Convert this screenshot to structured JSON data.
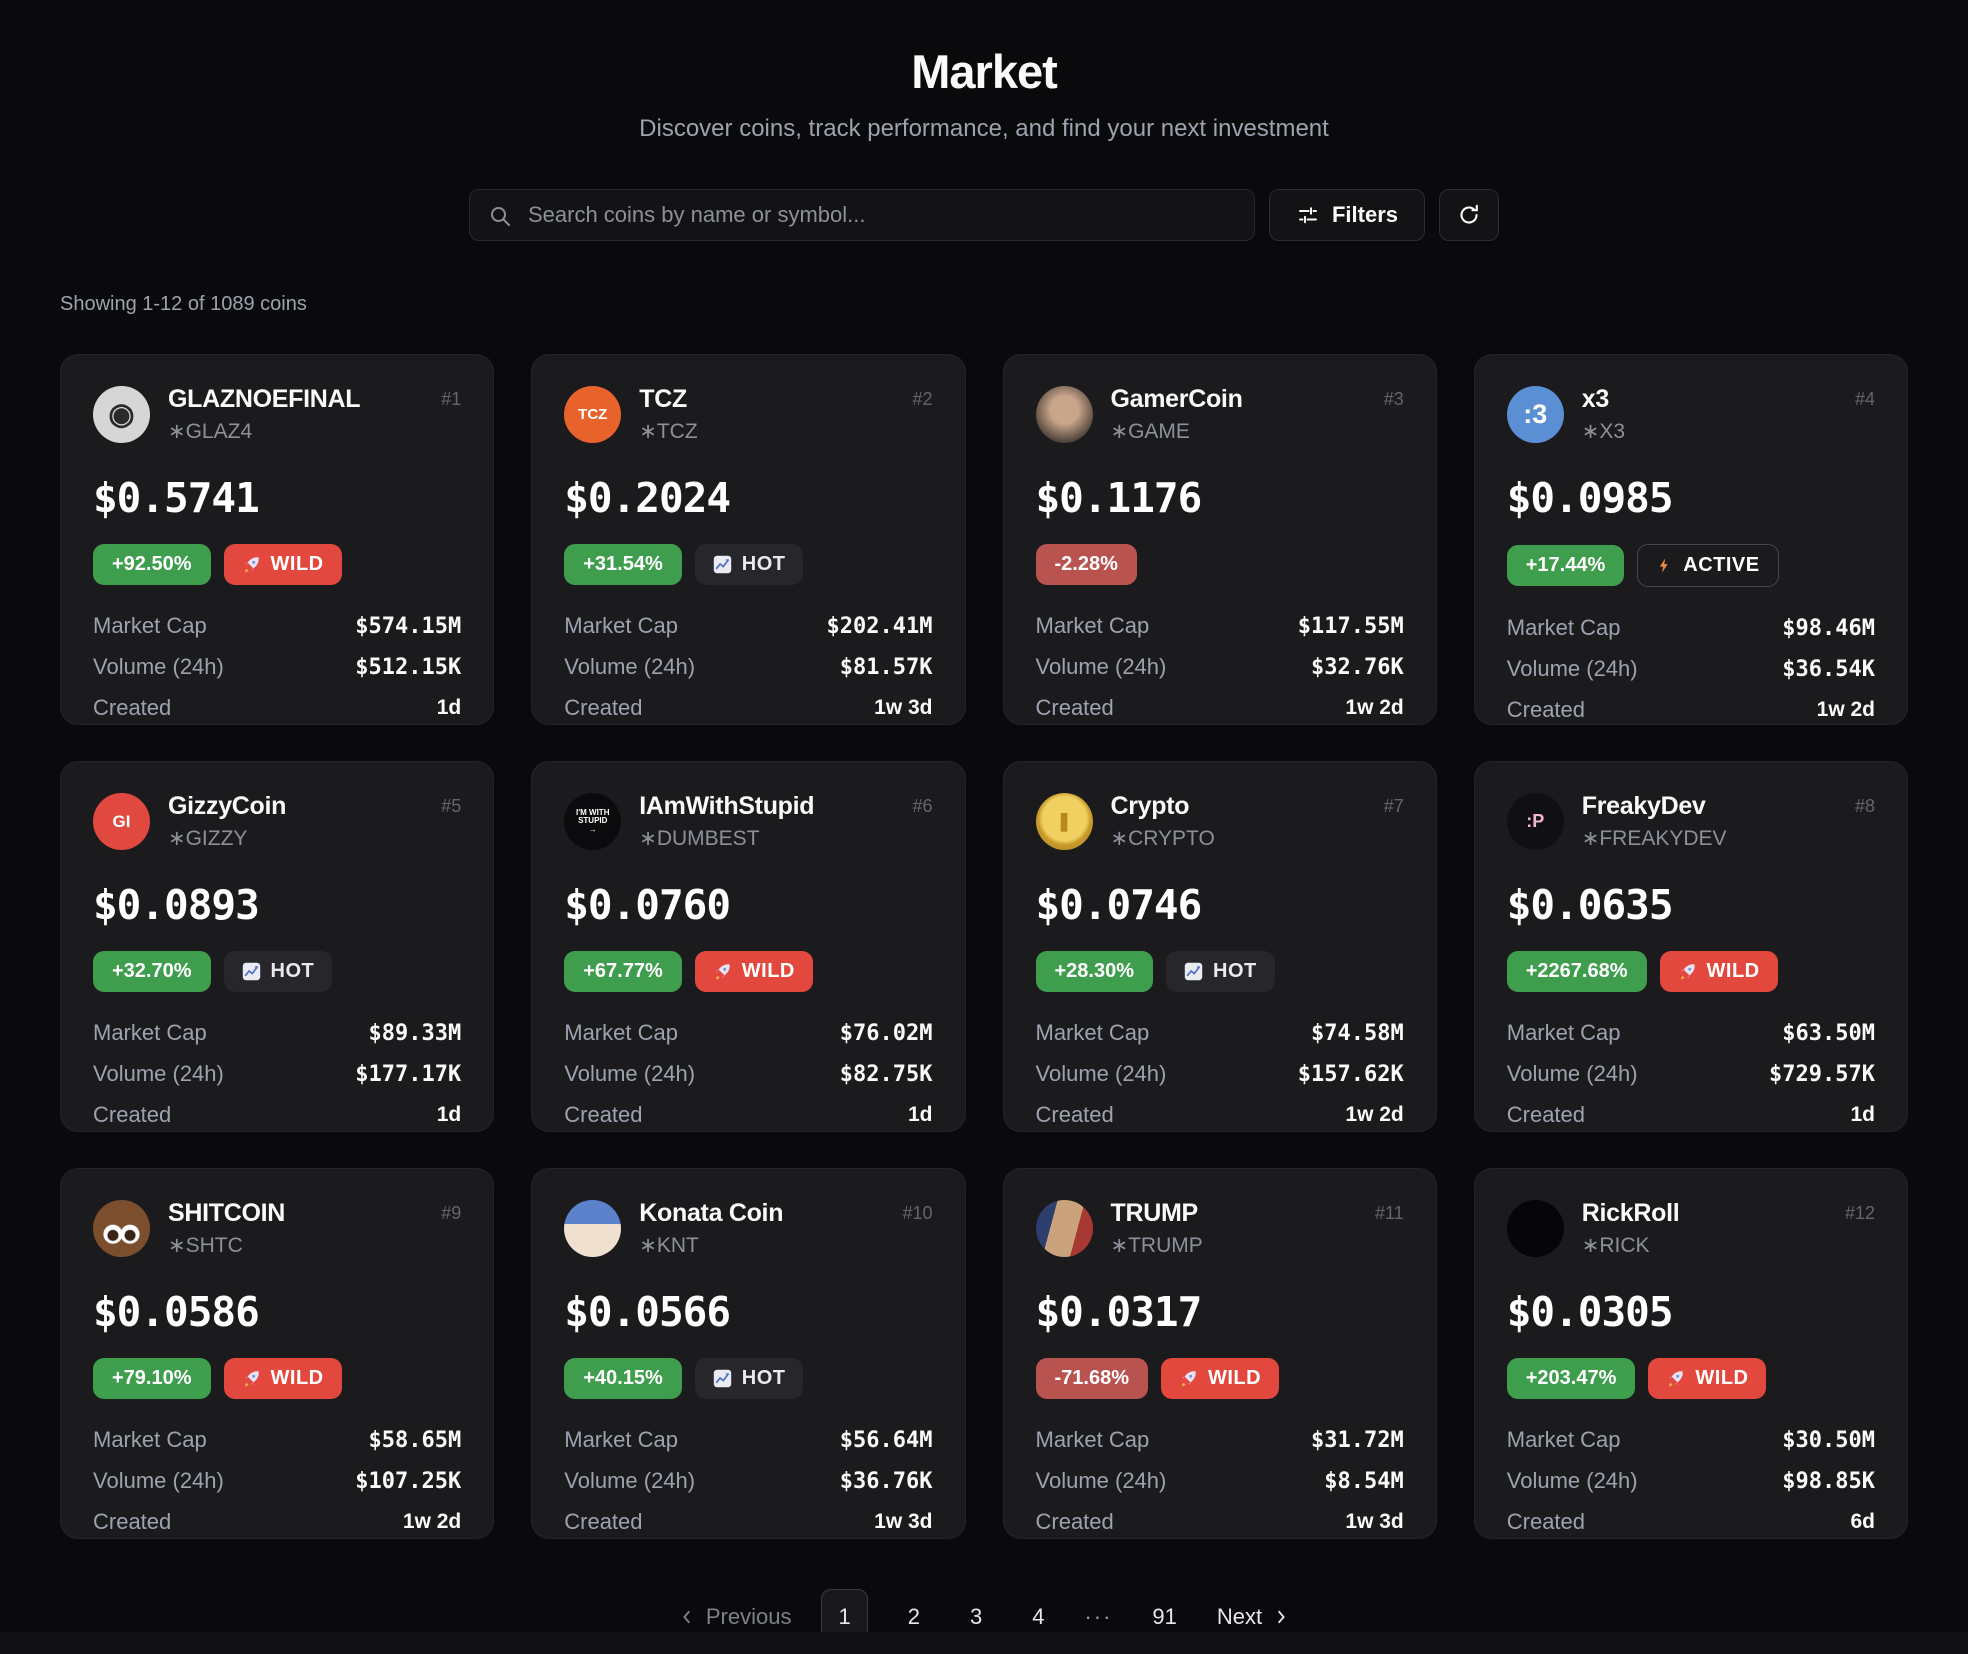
{
  "header": {
    "title": "Market",
    "subtitle": "Discover coins, track performance, and find your next investment",
    "search_placeholder": "Search coins by name or symbol...",
    "filters_label": "Filters"
  },
  "results_summary": "Showing 1-12 of 1089 coins",
  "labels": {
    "market_cap": "Market Cap",
    "volume": "Volume (24h)",
    "created": "Created"
  },
  "colors": {
    "positive_badge": "#3f9e4e",
    "negative_badge": "#b9534f",
    "wild_badge": "#e2483d",
    "hot_badge": "#26262b",
    "card_bg": "#1b1b1e",
    "page_bg": "#0a0a0c"
  },
  "coins": [
    {
      "name": "GLAZNOEFINAL",
      "symbol": "∗GLAZ4",
      "rank": "#1",
      "price": "$0.5741",
      "change": "+92.50%",
      "change_positive": true,
      "tag": "WILD",
      "tag_type": "wild",
      "market_cap": "$574.15M",
      "volume": "$512.15K",
      "created": "1d",
      "avatar": {
        "text": "◉",
        "bg": "#d6d6d6",
        "color": "#2a2a2a",
        "size": 30
      }
    },
    {
      "name": "TCZ",
      "symbol": "∗TCZ",
      "rank": "#2",
      "price": "$0.2024",
      "change": "+31.54%",
      "change_positive": true,
      "tag": "HOT",
      "tag_type": "hot",
      "market_cap": "$202.41M",
      "volume": "$81.57K",
      "created": "1w 3d",
      "avatar": {
        "text": "TCZ",
        "bg": "#e8622c",
        "color": "#fff",
        "size": 15
      }
    },
    {
      "name": "GamerCoin",
      "symbol": "∗GAME",
      "rank": "#3",
      "price": "$0.1176",
      "change": "-2.28%",
      "change_positive": false,
      "tag": null,
      "tag_type": null,
      "market_cap": "$117.55M",
      "volume": "$32.76K",
      "created": "1w 2d",
      "avatar": {
        "text": "",
        "bg": "radial-gradient(circle at 50% 42%, #c9a58a 32%, #4a4038 75%)",
        "color": "#fff",
        "size": 16
      }
    },
    {
      "name": "x3",
      "symbol": "∗X3",
      "rank": "#4",
      "price": "$0.0985",
      "change": "+17.44%",
      "change_positive": true,
      "tag": "ACTIVE",
      "tag_type": "active",
      "market_cap": "$98.46M",
      "volume": "$36.54K",
      "created": "1w 2d",
      "avatar": {
        "text": ":3",
        "bg": "#5b8fd4",
        "color": "#fff",
        "size": 27
      }
    },
    {
      "name": "GizzyCoin",
      "symbol": "∗GIZZY",
      "rank": "#5",
      "price": "$0.0893",
      "change": "+32.70%",
      "change_positive": true,
      "tag": "HOT",
      "tag_type": "hot",
      "market_cap": "$89.33M",
      "volume": "$177.17K",
      "created": "1d",
      "avatar": {
        "text": "GI",
        "bg": "#e04840",
        "color": "#fff",
        "size": 17
      }
    },
    {
      "name": "IAmWithStupid",
      "symbol": "∗DUMBEST",
      "rank": "#6",
      "price": "$0.0760",
      "change": "+67.77%",
      "change_positive": true,
      "tag": "WILD",
      "tag_type": "wild",
      "market_cap": "$76.02M",
      "volume": "$82.75K",
      "created": "1d",
      "avatar": {
        "text": "I'M WITH\nSTUPID\n→",
        "bg": "#0b0b0d",
        "color": "#fff",
        "size": 8
      }
    },
    {
      "name": "Crypto",
      "symbol": "∗CRYPTO",
      "rank": "#7",
      "price": "$0.0746",
      "change": "+28.30%",
      "change_positive": true,
      "tag": "HOT",
      "tag_type": "hot",
      "market_cap": "$74.58M",
      "volume": "$157.62K",
      "created": "1w 2d",
      "avatar": {
        "text": "❚",
        "bg": "radial-gradient(circle at 50% 45%, #f0d060 52%, #c79a2a 62%, #a87f1f 100%)",
        "color": "#b8891f",
        "size": 18
      }
    },
    {
      "name": "FreakyDev",
      "symbol": "∗FREAKYDEV",
      "rank": "#8",
      "price": "$0.0635",
      "change": "+2267.68%",
      "change_positive": true,
      "tag": "WILD",
      "tag_type": "wild",
      "market_cap": "$63.50M",
      "volume": "$729.57K",
      "created": "1d",
      "avatar": {
        "text": ":P",
        "bg": "#101014",
        "color": "#f3b6c8",
        "size": 18
      }
    },
    {
      "name": "SHITCOIN",
      "symbol": "∗SHTC",
      "rank": "#9",
      "price": "$0.0586",
      "change": "+79.10%",
      "change_positive": true,
      "tag": "WILD",
      "tag_type": "wild",
      "market_cap": "$58.65M",
      "volume": "$107.25K",
      "created": "1w 2d",
      "avatar": {
        "text": "",
        "bg": "#7b4f2e",
        "color": "#fff",
        "size": 16,
        "variant": "avatar-poop"
      }
    },
    {
      "name": "Konata Coin",
      "symbol": "∗KNT",
      "rank": "#10",
      "price": "$0.0566",
      "change": "+40.15%",
      "change_positive": true,
      "tag": "HOT",
      "tag_type": "hot",
      "market_cap": "$56.64M",
      "volume": "$36.76K",
      "created": "1w 3d",
      "avatar": {
        "text": "",
        "bg": "linear-gradient(180deg, #5c82cc 0 42%, #f0e0cf 42% 100%)",
        "color": "#fff",
        "size": 16
      }
    },
    {
      "name": "TRUMP",
      "symbol": "∗TRUMP",
      "rank": "#11",
      "price": "$0.0317",
      "change": "-71.68%",
      "change_positive": false,
      "tag": "WILD",
      "tag_type": "wild",
      "market_cap": "$31.72M",
      "volume": "$8.54M",
      "created": "1w 3d",
      "avatar": {
        "text": "",
        "bg": "linear-gradient(105deg, #2e3f6e 0 30%, #caa27c 30% 68%, #a83832 68% 100%)",
        "color": "#fff",
        "size": 16
      }
    },
    {
      "name": "RickRoll",
      "symbol": "∗RICK",
      "rank": "#12",
      "price": "$0.0305",
      "change": "+203.47%",
      "change_positive": true,
      "tag": "WILD",
      "tag_type": "wild",
      "market_cap": "$30.50M",
      "volume": "$98.85K",
      "created": "6d",
      "avatar": {
        "text": "",
        "bg": "#060608",
        "color": "#fff",
        "size": 16
      }
    }
  ],
  "pagination": {
    "previous_label": "Previous",
    "pages": [
      "1",
      "2",
      "3",
      "4"
    ],
    "active_page": "1",
    "ellipsis": "···",
    "last_page": "91",
    "next_label": "Next"
  }
}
________________________
■ **SHORT TASK**
Go through the listing above and quote it exactly, apart from its images.

■ **RESPONSE**
Convert this screenshot to structured JSON data.
{
  "header": {
    "title": "Market",
    "subtitle": "Discover coins, track performance, and find your next investment",
    "search_placeholder": "Search coins by name or symbol...",
    "filters_label": "Filters"
  },
  "results_summary": "Showing 1-12 of 1089 coins",
  "labels": {
    "market_cap": "Market Cap",
    "volume": "Volume (24h)",
    "created": "Created"
  },
  "colors": {
    "positive_badge": "#3f9e4e",
    "negative_badge": "#b9534f",
    "wild_badge": "#e2483d",
    "hot_badge": "#26262b",
    "card_bg": "#1b1b1e",
    "page_bg": "#0a0a0c"
  },
  "coins": [
    {
      "name": "GLAZNOEFINAL",
      "symbol": "∗GLAZ4",
      "rank": "#1",
      "price": "$0.5741",
      "change": "+92.50%",
      "change_positive": true,
      "tag": "WILD",
      "tag_type": "wild",
      "market_cap": "$574.15M",
      "volume": "$512.15K",
      "created": "1d",
      "avatar": {
        "text": "◉",
        "bg": "#d6d6d6",
        "color": "#2a2a2a",
        "size": 30
      }
    },
    {
      "name": "TCZ",
      "symbol": "∗TCZ",
      "rank": "#2",
      "price": "$0.2024",
      "change": "+31.54%",
      "change_positive": true,
      "tag": "HOT",
      "tag_type": "hot",
      "market_cap": "$202.41M",
      "volume": "$81.57K",
      "created": "1w 3d",
      "avatar": {
        "text": "TCZ",
        "bg": "#e8622c",
        "color": "#fff",
        "size": 15
      }
    },
    {
      "name": "GamerCoin",
      "symbol": "∗GAME",
      "rank": "#3",
      "price": "$0.1176",
      "change": "-2.28%",
      "change_positive": false,
      "tag": null,
      "tag_type": null,
      "market_cap": "$117.55M",
      "volume": "$32.76K",
      "created": "1w 2d",
      "avatar": {
        "text": "",
        "bg": "radial-gradient(circle at 50% 42%, #c9a58a 32%, #4a4038 75%)",
        "color": "#fff",
        "size": 16
      }
    },
    {
      "name": "x3",
      "symbol": "∗X3",
      "rank": "#4",
      "price": "$0.0985",
      "change": "+17.44%",
      "change_positive": true,
      "tag": "ACTIVE",
      "tag_type": "active",
      "market_cap": "$98.46M",
      "volume": "$36.54K",
      "created": "1w 2d",
      "avatar": {
        "text": ":3",
        "bg": "#5b8fd4",
        "color": "#fff",
        "size": 27
      }
    },
    {
      "name": "GizzyCoin",
      "symbol": "∗GIZZY",
      "rank": "#5",
      "price": "$0.0893",
      "change": "+32.70%",
      "change_positive": true,
      "tag": "HOT",
      "tag_type": "hot",
      "market_cap": "$89.33M",
      "volume": "$177.17K",
      "created": "1d",
      "avatar": {
        "text": "GI",
        "bg": "#e04840",
        "color": "#fff",
        "size": 17
      }
    },
    {
      "name": "IAmWithStupid",
      "symbol": "∗DUMBEST",
      "rank": "#6",
      "price": "$0.0760",
      "change": "+67.77%",
      "change_positive": true,
      "tag": "WILD",
      "tag_type": "wild",
      "market_cap": "$76.02M",
      "volume": "$82.75K",
      "created": "1d",
      "avatar": {
        "text": "I'M WITH\nSTUPID\n→",
        "bg": "#0b0b0d",
        "color": "#fff",
        "size": 8
      }
    },
    {
      "name": "Crypto",
      "symbol": "∗CRYPTO",
      "rank": "#7",
      "price": "$0.0746",
      "change": "+28.30%",
      "change_positive": true,
      "tag": "HOT",
      "tag_type": "hot",
      "market_cap": "$74.58M",
      "volume": "$157.62K",
      "created": "1w 2d",
      "avatar": {
        "text": "❚",
        "bg": "radial-gradient(circle at 50% 45%, #f0d060 52%, #c79a2a 62%, #a87f1f 100%)",
        "color": "#b8891f",
        "size": 18
      }
    },
    {
      "name": "FreakyDev",
      "symbol": "∗FREAKYDEV",
      "rank": "#8",
      "price": "$0.0635",
      "change": "+2267.68%",
      "change_positive": true,
      "tag": "WILD",
      "tag_type": "wild",
      "market_cap": "$63.50M",
      "volume": "$729.57K",
      "created": "1d",
      "avatar": {
        "text": ":P",
        "bg": "#101014",
        "color": "#f3b6c8",
        "size": 18
      }
    },
    {
      "name": "SHITCOIN",
      "symbol": "∗SHTC",
      "rank": "#9",
      "price": "$0.0586",
      "change": "+79.10%",
      "change_positive": true,
      "tag": "WILD",
      "tag_type": "wild",
      "market_cap": "$58.65M",
      "volume": "$107.25K",
      "created": "1w 2d",
      "avatar": {
        "text": "",
        "bg": "#7b4f2e",
        "color": "#fff",
        "size": 16,
        "variant": "avatar-poop"
      }
    },
    {
      "name": "Konata Coin",
      "symbol": "∗KNT",
      "rank": "#10",
      "price": "$0.0566",
      "change": "+40.15%",
      "change_positive": true,
      "tag": "HOT",
      "tag_type": "hot",
      "market_cap": "$56.64M",
      "volume": "$36.76K",
      "created": "1w 3d",
      "avatar": {
        "text": "",
        "bg": "linear-gradient(180deg, #5c82cc 0 42%, #f0e0cf 42% 100%)",
        "color": "#fff",
        "size": 16
      }
    },
    {
      "name": "TRUMP",
      "symbol": "∗TRUMP",
      "rank": "#11",
      "price": "$0.0317",
      "change": "-71.68%",
      "change_positive": false,
      "tag": "WILD",
      "tag_type": "wild",
      "market_cap": "$31.72M",
      "volume": "$8.54M",
      "created": "1w 3d",
      "avatar": {
        "text": "",
        "bg": "linear-gradient(105deg, #2e3f6e 0 30%, #caa27c 30% 68%, #a83832 68% 100%)",
        "color": "#fff",
        "size": 16
      }
    },
    {
      "name": "RickRoll",
      "symbol": "∗RICK",
      "rank": "#12",
      "price": "$0.0305",
      "change": "+203.47%",
      "change_positive": true,
      "tag": "WILD",
      "tag_type": "wild",
      "market_cap": "$30.50M",
      "volume": "$98.85K",
      "created": "6d",
      "avatar": {
        "text": "",
        "bg": "#060608",
        "color": "#fff",
        "size": 16
      }
    }
  ],
  "pagination": {
    "previous_label": "Previous",
    "pages": [
      "1",
      "2",
      "3",
      "4"
    ],
    "active_page": "1",
    "ellipsis": "···",
    "last_page": "91",
    "next_label": "Next"
  }
}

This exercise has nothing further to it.